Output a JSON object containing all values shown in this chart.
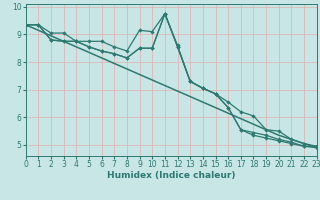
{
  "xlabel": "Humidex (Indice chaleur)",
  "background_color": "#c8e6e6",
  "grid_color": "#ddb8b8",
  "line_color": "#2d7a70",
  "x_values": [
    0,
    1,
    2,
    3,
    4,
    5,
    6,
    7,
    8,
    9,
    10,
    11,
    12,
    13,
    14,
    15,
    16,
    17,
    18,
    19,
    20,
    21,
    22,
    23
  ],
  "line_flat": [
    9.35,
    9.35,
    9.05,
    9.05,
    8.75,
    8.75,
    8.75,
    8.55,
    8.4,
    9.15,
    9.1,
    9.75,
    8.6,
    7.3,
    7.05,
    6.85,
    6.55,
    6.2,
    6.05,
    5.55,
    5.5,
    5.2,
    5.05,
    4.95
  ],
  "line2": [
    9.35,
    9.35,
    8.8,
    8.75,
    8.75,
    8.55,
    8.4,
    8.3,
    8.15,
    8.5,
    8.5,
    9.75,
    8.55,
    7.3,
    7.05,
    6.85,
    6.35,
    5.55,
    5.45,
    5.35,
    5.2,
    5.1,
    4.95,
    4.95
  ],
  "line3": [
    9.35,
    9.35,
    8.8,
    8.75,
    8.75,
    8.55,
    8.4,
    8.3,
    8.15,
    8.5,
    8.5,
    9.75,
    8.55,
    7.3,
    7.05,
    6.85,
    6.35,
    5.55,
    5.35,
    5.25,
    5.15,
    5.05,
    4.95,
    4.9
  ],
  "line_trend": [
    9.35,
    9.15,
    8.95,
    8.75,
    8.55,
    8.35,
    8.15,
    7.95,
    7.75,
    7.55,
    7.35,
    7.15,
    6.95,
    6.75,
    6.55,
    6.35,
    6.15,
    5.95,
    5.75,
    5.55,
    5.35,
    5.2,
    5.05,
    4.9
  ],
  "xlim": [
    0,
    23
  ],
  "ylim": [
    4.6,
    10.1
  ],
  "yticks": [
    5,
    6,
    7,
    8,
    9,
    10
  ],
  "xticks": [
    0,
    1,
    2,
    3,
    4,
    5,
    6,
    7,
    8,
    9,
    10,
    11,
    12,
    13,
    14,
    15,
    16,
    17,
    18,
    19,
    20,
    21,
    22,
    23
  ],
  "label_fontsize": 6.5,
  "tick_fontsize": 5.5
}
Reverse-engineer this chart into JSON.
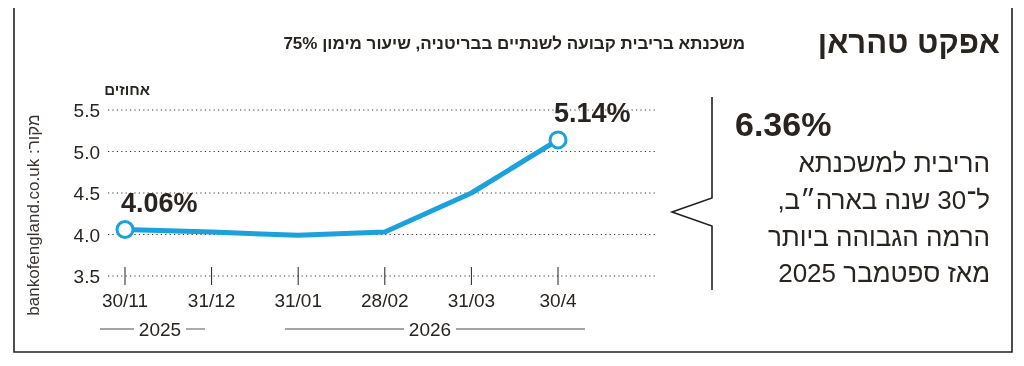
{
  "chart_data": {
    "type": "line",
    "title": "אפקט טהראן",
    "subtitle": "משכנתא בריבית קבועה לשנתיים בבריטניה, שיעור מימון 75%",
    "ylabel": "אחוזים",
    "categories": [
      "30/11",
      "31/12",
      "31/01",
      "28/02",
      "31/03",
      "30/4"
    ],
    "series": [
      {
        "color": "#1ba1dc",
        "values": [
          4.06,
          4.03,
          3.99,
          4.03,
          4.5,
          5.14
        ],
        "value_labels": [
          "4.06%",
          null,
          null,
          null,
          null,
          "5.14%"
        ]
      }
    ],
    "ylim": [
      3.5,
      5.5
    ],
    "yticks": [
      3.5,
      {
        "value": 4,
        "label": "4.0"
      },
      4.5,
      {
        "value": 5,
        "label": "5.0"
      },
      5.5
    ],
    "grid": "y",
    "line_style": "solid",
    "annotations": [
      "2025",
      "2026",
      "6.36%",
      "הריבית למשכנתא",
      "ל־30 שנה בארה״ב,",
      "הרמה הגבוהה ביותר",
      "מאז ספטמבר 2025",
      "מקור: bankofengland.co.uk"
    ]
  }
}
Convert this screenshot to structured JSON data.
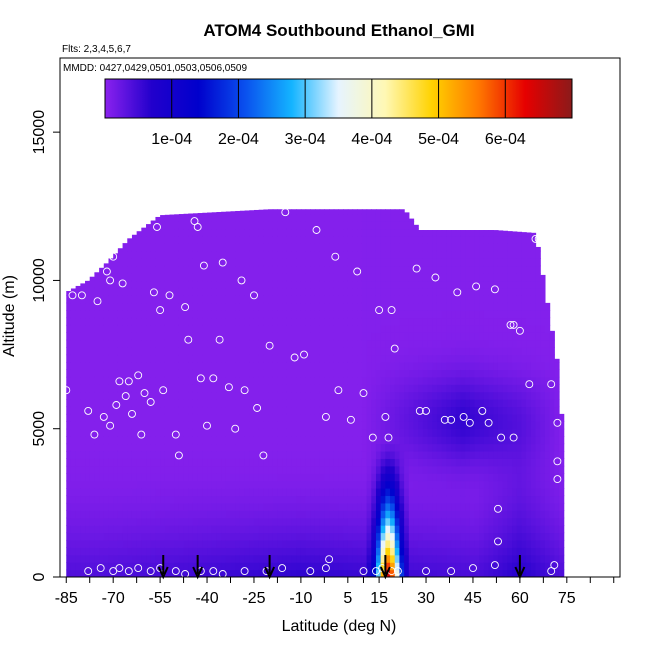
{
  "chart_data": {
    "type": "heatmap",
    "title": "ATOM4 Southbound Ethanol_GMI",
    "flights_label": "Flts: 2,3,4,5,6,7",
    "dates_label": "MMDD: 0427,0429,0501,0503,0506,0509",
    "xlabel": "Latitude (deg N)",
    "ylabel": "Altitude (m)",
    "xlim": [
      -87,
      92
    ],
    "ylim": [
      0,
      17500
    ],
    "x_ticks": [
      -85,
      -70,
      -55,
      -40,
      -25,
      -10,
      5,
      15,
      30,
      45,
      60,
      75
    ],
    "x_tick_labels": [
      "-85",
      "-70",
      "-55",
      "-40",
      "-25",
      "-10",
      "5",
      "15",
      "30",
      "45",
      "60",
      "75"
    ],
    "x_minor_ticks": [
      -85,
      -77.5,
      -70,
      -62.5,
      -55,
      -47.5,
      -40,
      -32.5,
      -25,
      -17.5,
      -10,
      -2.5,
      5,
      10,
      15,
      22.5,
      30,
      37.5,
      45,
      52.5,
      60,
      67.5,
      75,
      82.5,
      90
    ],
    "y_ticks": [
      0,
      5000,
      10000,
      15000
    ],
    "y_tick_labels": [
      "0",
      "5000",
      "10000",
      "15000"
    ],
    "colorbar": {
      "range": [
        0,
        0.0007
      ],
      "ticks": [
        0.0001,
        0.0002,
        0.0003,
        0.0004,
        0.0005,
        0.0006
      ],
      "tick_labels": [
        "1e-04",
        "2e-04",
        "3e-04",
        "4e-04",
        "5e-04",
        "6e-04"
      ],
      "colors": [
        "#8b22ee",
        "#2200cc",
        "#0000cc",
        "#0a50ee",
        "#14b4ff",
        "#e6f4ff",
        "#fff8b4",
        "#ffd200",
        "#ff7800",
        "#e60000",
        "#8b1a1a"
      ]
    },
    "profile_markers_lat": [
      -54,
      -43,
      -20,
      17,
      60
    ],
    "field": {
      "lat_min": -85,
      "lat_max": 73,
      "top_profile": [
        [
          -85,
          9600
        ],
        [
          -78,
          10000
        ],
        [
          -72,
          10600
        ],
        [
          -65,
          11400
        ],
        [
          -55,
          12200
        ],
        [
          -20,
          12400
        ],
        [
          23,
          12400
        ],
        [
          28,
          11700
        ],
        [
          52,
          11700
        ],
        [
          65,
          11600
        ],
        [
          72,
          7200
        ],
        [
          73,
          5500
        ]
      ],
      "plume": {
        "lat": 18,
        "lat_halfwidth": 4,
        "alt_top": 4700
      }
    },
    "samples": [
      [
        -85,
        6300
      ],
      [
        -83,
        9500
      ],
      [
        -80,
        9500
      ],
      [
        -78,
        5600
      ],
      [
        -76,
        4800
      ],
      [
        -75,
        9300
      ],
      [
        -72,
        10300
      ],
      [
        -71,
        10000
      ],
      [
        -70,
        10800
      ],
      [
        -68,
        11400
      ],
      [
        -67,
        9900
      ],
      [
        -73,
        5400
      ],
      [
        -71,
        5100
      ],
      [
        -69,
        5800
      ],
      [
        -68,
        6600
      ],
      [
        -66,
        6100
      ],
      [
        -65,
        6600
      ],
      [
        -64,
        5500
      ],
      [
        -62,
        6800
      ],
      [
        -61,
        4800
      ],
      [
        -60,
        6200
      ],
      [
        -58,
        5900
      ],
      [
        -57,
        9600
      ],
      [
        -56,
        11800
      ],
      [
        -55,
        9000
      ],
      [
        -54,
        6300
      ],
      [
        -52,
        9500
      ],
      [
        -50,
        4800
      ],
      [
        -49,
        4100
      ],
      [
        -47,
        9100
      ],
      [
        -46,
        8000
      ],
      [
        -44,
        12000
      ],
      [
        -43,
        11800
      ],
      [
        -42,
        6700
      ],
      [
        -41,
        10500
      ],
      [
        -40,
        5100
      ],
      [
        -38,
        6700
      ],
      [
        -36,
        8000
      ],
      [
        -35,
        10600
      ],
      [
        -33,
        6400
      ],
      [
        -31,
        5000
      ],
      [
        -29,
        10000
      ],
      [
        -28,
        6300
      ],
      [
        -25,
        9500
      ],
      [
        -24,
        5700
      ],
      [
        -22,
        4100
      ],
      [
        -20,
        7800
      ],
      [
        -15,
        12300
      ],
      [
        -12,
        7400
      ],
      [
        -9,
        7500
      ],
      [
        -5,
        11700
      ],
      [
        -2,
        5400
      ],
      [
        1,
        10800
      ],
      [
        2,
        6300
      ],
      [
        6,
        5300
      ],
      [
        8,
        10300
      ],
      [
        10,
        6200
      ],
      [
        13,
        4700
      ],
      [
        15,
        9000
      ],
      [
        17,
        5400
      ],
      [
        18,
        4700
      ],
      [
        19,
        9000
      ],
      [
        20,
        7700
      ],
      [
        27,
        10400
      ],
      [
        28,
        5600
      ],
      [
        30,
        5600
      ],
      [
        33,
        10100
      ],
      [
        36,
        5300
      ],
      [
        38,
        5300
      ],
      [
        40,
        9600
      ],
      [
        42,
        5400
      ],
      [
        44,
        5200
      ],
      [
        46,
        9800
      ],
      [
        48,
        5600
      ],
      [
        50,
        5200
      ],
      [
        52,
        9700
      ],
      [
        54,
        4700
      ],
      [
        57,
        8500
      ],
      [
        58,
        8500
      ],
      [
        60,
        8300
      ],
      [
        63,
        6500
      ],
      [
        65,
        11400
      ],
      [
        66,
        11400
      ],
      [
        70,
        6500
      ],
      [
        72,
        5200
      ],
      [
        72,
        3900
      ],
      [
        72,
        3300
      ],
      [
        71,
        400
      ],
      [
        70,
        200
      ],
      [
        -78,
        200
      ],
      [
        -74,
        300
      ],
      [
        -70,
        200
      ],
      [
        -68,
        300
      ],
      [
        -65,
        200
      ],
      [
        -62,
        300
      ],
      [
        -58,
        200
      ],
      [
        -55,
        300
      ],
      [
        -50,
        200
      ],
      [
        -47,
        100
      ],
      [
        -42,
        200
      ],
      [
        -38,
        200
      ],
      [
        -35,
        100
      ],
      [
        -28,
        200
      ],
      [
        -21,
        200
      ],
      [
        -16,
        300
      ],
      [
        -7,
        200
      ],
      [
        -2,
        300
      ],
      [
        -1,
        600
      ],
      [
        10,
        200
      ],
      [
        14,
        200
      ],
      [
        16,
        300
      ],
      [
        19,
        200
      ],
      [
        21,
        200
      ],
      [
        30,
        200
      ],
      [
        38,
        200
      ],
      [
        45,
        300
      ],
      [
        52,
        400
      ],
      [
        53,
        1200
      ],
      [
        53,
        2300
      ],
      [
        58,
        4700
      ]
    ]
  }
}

----------------------------------------

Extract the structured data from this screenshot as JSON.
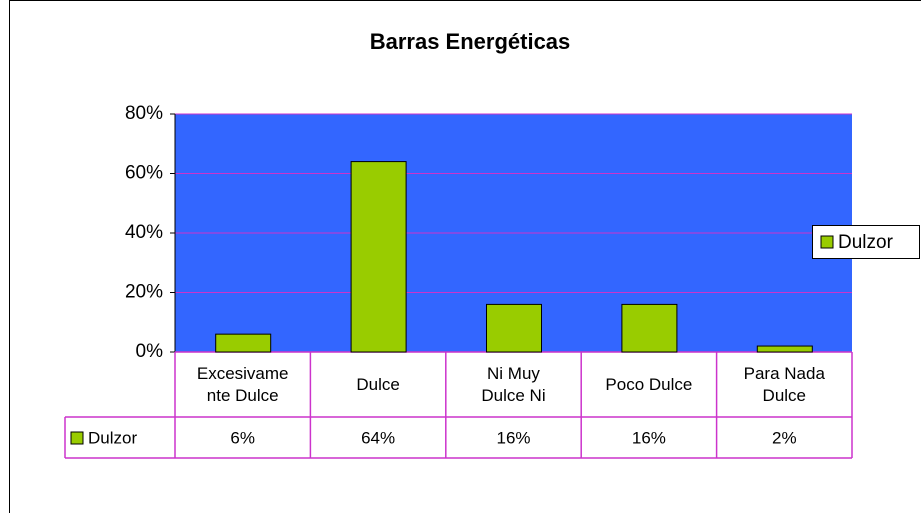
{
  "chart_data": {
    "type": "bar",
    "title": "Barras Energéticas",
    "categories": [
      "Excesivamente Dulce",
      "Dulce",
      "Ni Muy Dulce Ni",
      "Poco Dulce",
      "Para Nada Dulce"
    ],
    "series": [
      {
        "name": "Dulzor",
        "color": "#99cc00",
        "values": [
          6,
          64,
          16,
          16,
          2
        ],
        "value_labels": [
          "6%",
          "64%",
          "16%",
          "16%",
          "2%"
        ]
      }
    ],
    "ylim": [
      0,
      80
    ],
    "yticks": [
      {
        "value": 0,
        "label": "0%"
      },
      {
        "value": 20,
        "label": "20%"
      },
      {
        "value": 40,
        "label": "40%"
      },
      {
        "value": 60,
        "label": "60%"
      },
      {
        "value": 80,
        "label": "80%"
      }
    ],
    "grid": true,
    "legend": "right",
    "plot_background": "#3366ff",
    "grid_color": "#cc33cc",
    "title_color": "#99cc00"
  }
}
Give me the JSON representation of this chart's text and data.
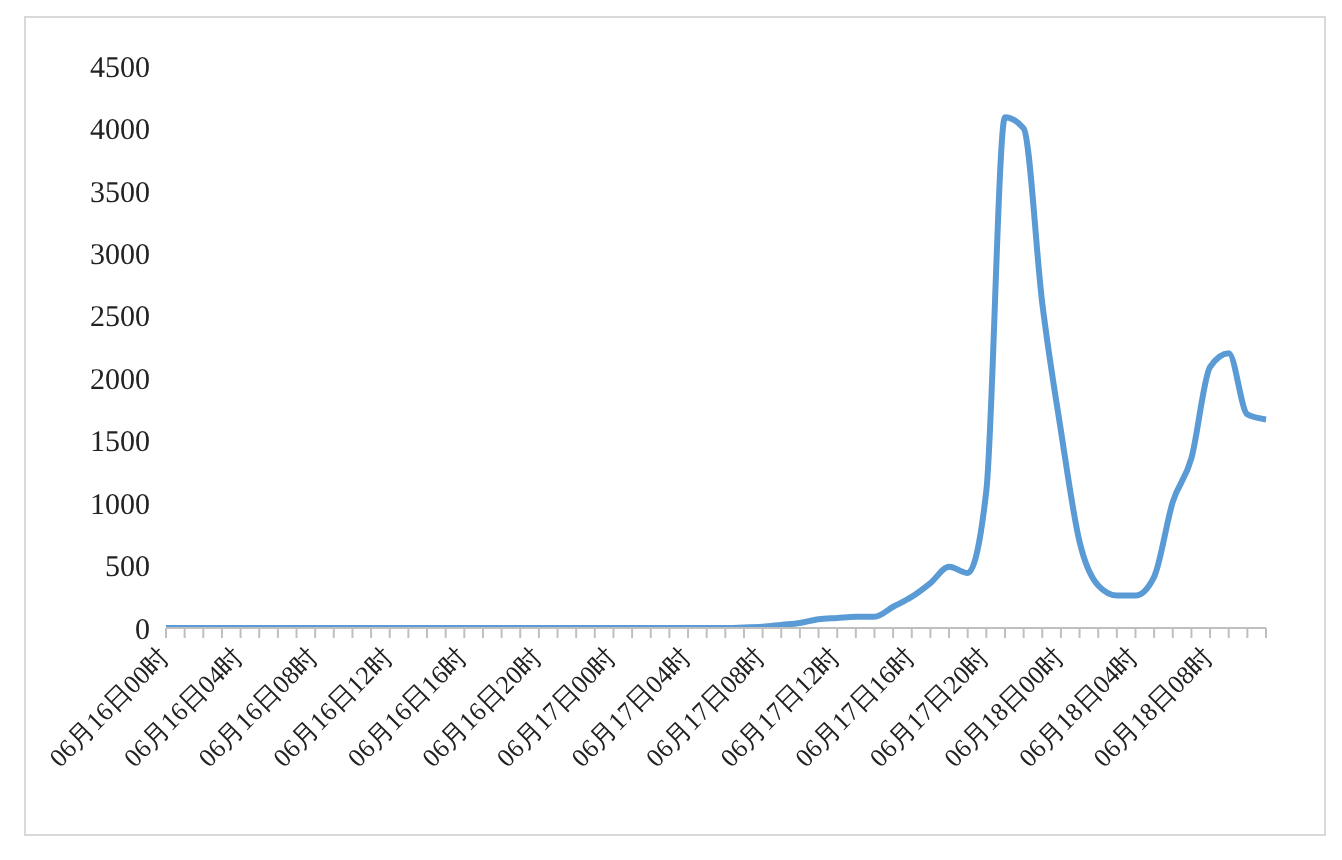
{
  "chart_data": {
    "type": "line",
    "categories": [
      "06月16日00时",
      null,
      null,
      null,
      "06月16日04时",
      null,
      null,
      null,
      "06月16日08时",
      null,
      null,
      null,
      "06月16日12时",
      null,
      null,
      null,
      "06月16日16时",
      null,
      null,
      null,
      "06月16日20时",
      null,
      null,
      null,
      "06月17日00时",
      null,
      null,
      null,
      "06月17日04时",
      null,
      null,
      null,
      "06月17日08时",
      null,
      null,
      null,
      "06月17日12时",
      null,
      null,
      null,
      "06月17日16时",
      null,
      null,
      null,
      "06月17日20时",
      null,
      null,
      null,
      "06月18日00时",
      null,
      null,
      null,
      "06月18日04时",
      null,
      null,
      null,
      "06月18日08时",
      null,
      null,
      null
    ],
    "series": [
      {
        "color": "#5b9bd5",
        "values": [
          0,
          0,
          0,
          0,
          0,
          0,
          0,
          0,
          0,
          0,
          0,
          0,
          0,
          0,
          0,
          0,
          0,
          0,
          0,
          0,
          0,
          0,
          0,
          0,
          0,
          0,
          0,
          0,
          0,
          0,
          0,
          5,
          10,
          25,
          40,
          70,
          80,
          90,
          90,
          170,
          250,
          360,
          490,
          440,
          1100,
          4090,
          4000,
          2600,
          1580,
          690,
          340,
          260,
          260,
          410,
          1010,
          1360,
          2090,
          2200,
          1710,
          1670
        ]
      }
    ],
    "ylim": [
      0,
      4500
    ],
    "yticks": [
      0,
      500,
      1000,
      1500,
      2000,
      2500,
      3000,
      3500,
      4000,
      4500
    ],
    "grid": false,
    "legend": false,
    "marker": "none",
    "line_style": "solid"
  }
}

----------------------------------------

#### SHORT TASK
Sift through the entries and copy every line with "xlabel".

#### SOLUTION TO THIS TASK
  "xlabel": "Humidex (Indice chaleur)",
    "xlabel": "Latitude (deg N)",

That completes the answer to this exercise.